Please copy all the lines that follow, word for word.

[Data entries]

[BEGIN]

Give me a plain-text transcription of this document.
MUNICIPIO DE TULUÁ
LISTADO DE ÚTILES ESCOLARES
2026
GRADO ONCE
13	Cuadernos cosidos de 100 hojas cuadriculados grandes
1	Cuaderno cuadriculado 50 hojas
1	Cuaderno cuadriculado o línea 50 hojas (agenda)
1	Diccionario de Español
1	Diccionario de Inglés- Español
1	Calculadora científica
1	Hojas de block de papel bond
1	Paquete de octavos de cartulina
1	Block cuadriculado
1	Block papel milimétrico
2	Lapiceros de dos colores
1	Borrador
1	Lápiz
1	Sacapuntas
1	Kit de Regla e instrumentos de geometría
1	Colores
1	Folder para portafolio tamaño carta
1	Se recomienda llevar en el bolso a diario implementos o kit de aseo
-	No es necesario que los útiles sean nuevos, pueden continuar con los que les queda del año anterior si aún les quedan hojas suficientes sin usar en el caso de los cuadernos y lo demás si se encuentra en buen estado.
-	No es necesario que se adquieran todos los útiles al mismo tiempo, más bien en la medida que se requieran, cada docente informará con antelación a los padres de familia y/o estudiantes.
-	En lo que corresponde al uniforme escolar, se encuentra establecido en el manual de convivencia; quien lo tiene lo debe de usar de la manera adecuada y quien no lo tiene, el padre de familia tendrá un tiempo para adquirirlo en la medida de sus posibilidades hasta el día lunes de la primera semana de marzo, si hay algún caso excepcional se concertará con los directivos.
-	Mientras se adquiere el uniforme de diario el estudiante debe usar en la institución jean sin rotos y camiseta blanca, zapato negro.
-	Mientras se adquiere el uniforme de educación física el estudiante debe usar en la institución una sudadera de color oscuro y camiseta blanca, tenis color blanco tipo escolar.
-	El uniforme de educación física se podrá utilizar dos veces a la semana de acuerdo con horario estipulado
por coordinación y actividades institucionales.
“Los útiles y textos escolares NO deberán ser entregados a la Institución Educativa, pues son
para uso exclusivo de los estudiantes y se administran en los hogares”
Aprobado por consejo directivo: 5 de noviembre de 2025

[END]

* Expected answer
Give me a plain-text transcription of this document.
MUNICIPIO DE TULUÁ
LISTADO DE ÚTILES ESCOLARES
2026
GRADO ONCE
13	Cuadernos cosidos de 100 hojas cuadriculados grandes
1	Cuaderno cuadriculado 50 hojas
1	Cuaderno cuadriculado o línea 50 hojas (agenda)
1	Diccionario de Español
1	Diccionario de Inglés- Español
1	Calculadora científica
1	Hojas de block de papel bond
1	Paquete de octavos de cartulina
1	Block cuadriculado
1	Block papel milimétrico
2	Lapiceros de dos colores
1	Borrador
1	Lápiz
1	Sacapuntas
1	Kit de Regla e instrumentos de geometría
1	Colores
1	Folder para portafolio tamaño carta
1	Se recomienda llevar en el bolso a diario implementos o kit de aseo
-	No es necesario que los útiles sean nuevos, pueden continuar con los que les queda del año anterior si aún les quedan hojas suficientes sin usar en el caso de los cuadernos y lo demás si se encuentra en buen estado.
-	No es necesario que se adquieran todos los útiles al mismo tiempo, más bien en la medida que se requieran, cada docente informará con antelación a los padres de familia y/o estudiantes.
-	En lo que corresponde al uniforme escolar, se encuentra establecido en el manual de convivencia; quien lo tiene lo debe de usar de la manera adecuada y quien no lo tiene, el padre de familia tendrá un tiempo para adquirirlo en la medida de sus posibilidades hasta el día lunes de la primera semana de marzo, si hay algún caso excepcional se concertará con los directivos.
-	Mientras se adquiere el uniforme de diario el estudiante debe usar en la institución jean sin rotos y camiseta blanca, zapato negro.
-	Mientras se adquiere el uniforme de educación física el estudiante debe usar en la institución una sudadera de color oscuro y camiseta blanca, tenis color blanco tipo escolar.
-	El uniforme de educación física se podrá utilizar dos veces a la semana de acuerdo con horario estipulado
por coordinación y actividades institucionales.
“Los útiles y textos escolares NO deberán ser entregados a la Institución Educativa, pues son
para uso exclusivo de los estudiantes y se administran en los hogares”
Aprobado por consejo directivo: 5 de noviembre de 2025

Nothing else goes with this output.